### [Task goal]
Can you restate the records below word for word?

### [Available data]
────────

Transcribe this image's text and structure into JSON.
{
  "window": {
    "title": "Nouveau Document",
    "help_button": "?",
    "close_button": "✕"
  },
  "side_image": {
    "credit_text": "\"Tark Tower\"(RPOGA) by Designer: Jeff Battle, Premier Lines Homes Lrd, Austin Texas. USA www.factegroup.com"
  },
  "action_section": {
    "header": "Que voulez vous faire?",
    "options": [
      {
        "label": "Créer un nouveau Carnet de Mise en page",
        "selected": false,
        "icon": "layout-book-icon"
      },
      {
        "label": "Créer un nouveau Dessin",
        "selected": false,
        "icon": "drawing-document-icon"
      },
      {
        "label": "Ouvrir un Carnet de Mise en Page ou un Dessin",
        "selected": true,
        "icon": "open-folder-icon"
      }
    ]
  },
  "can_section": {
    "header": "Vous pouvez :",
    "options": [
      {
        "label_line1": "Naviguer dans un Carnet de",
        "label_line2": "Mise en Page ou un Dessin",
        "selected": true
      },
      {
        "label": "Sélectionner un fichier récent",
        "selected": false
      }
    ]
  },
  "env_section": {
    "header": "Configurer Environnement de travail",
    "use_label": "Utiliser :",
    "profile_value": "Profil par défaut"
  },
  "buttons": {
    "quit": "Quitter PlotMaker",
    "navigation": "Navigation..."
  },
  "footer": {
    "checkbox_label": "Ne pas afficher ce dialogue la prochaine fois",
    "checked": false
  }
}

────────

### [Problem solution]
Transcribe this image's text and structure into JSON.
{
  "window": {
    "title": "Nouveau Document",
    "help_button": "?",
    "close_button": "✕"
  },
  "side_image": {
    "credit_text": "\"Tark Tower\"(RPOGA) by Designer: Jeff Battle, Premier Lines Homes Lrd, Austin Texas. USA www.factegroup.com"
  },
  "action_section": {
    "header": "Que voulez vous faire?",
    "options": [
      {
        "label": "Créer un nouveau Carnet de Mise en page",
        "selected": false,
        "icon": "layout-book-icon"
      },
      {
        "label": "Créer un nouveau Dessin",
        "selected": false,
        "icon": "drawing-document-icon"
      },
      {
        "label": "Ouvrir un Carnet de Mise en Page ou un Dessin",
        "selected": true,
        "icon": "open-folder-icon"
      }
    ]
  },
  "can_section": {
    "header": "Vous pouvez :",
    "options": [
      {
        "label_line1": "Naviguer dans un Carnet de",
        "label_line2": "Mise en Page ou un Dessin",
        "selected": true
      },
      {
        "label": "Sélectionner un fichier récent",
        "selected": false
      }
    ]
  },
  "env_section": {
    "header": "Configurer Environnement de travail",
    "use_label": "Utiliser :",
    "profile_value": "Profil par défaut"
  },
  "buttons": {
    "quit": "Quitter PlotMaker",
    "navigation": "Navigation..."
  },
  "footer": {
    "checkbox_label": "Ne pas afficher ce dialogue la prochaine fois",
    "checked": false
  }
}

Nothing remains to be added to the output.